## To do
Without the pictures, return each record as it appears.

[Start]

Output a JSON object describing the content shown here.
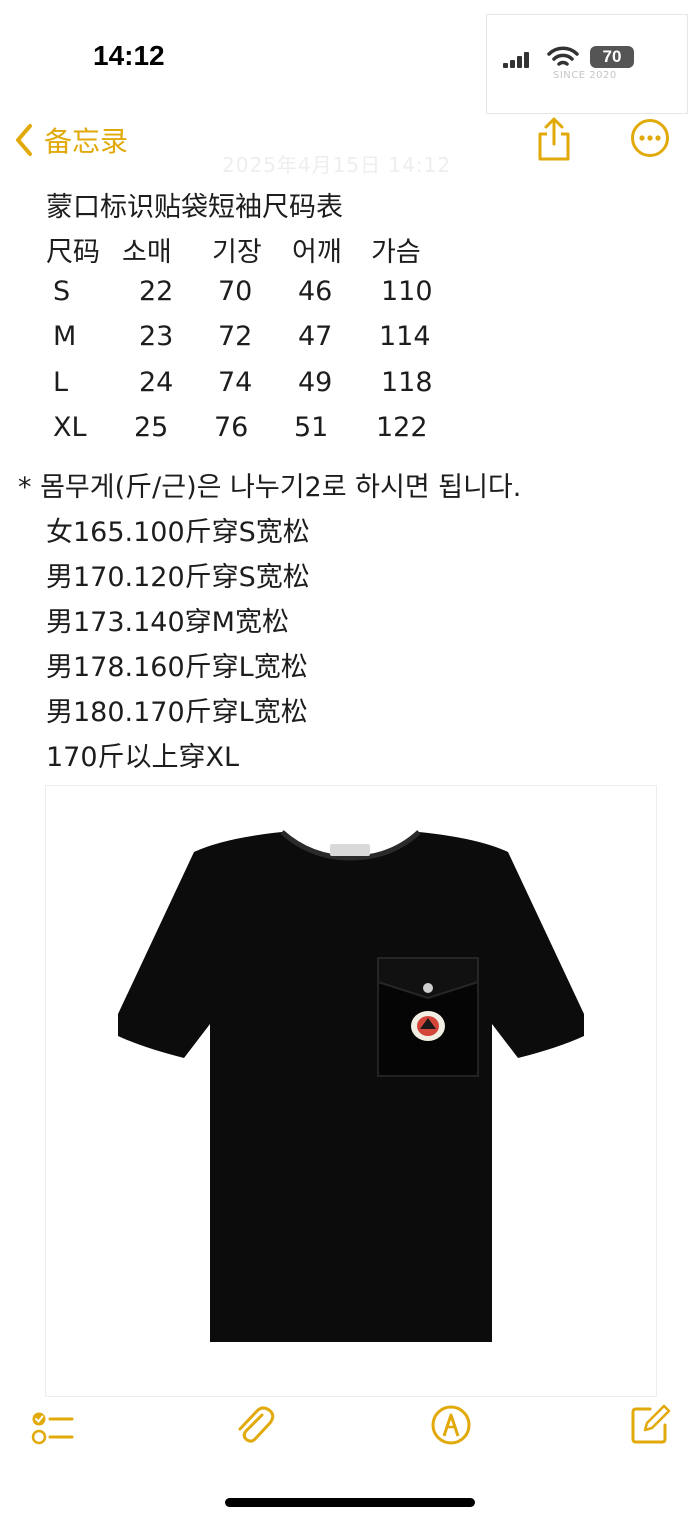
{
  "status_bar": {
    "time": "14:12",
    "battery": "70",
    "watermark": "SINCE 2020"
  },
  "nav": {
    "back_label": "备忘录",
    "back_icon": "chevron-left-icon",
    "share_icon": "share-icon",
    "more_icon": "ellipsis-circle-icon",
    "accent_color": "#e1a909"
  },
  "note": {
    "date": "2025年4月15日 14:12",
    "title": "蒙口标识贴袋短袖尺码表",
    "table": {
      "headers": [
        "尺码",
        "소매",
        "기장",
        "어깨",
        "가슴"
      ],
      "rows": [
        [
          "S",
          "22",
          "70",
          "46",
          "110"
        ],
        [
          "M",
          "23",
          "72",
          "47",
          "114"
        ],
        [
          "L",
          "24",
          "74",
          "49",
          "118"
        ],
        [
          "XL",
          "25",
          "76",
          "51",
          "122"
        ]
      ]
    },
    "weight_note": "* 몸무게(斤/근)은 나누기2로 하시면 됩니다.",
    "recommendations": [
      "女165.100斤穿S宽松",
      "男170.120斤穿S宽松",
      "男173.140穿M宽松",
      "男178.160斤穿L宽松",
      "男180.170斤穿L宽松",
      "170斤以上穿XL"
    ],
    "image": "black-tshirt-with-logo-pocket"
  },
  "toolbar": {
    "checklist_icon": "checklist-icon",
    "attach_icon": "paperclip-icon",
    "markup_icon": "markup-pen-icon",
    "compose_icon": "compose-icon"
  }
}
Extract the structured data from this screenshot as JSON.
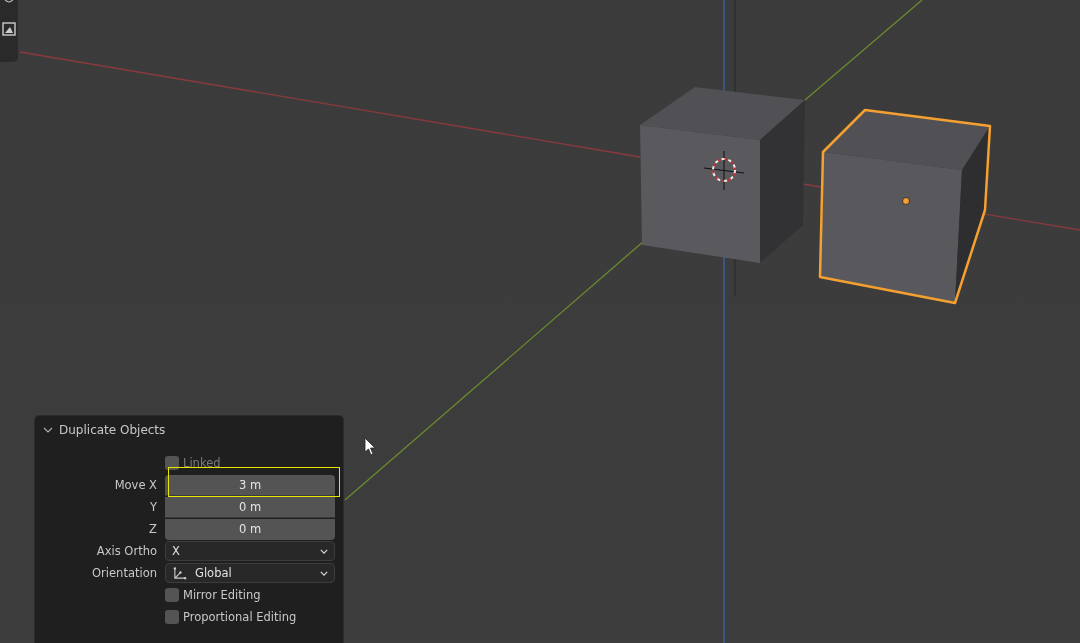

[End]

## Result for this task
Output a JSON object describing the content shown here.
{
  "status_bar": {
    "time": "14:12",
    "battery": "70",
    "watermark": "SINCE 2020"
  },
  "nav": {
    "back_label": "备忘录",
    "back_icon": "chevron-left-icon",
    "share_icon": "share-icon",
    "more_icon": "ellipsis-circle-icon",
    "accent_color": "#e1a909"
  },
  "note": {
    "date": "2025年4月15日 14:12",
    "title": "蒙口标识贴袋短袖尺码表",
    "table": {
      "headers": [
        "尺码",
        "소매",
        "기장",
        "어깨",
        "가슴"
      ],
      "rows": [
        [
          "S",
          "22",
          "70",
          "46",
          "110"
        ],
        [
          "M",
          "23",
          "72",
          "47",
          "114"
        ],
        [
          "L",
          "24",
          "74",
          "49",
          "118"
        ],
        [
          "XL",
          "25",
          "76",
          "51",
          "122"
        ]
      ]
    },
    "weight_note": "* 몸무게(斤/근)은 나누기2로 하시면 됩니다.",
    "recommendations": [
      "女165.100斤穿S宽松",
      "男170.120斤穿S宽松",
      "男173.140穿M宽松",
      "男178.160斤穿L宽松",
      "男180.170斤穿L宽松",
      "170斤以上穿XL"
    ],
    "image": "black-tshirt-with-logo-pocket"
  },
  "toolbar": {
    "checklist_icon": "checklist-icon",
    "attach_icon": "paperclip-icon",
    "markup_icon": "markup-pen-icon",
    "compose_icon": "compose-icon"
  }
}
Extract the structured data from this screenshot as JSON.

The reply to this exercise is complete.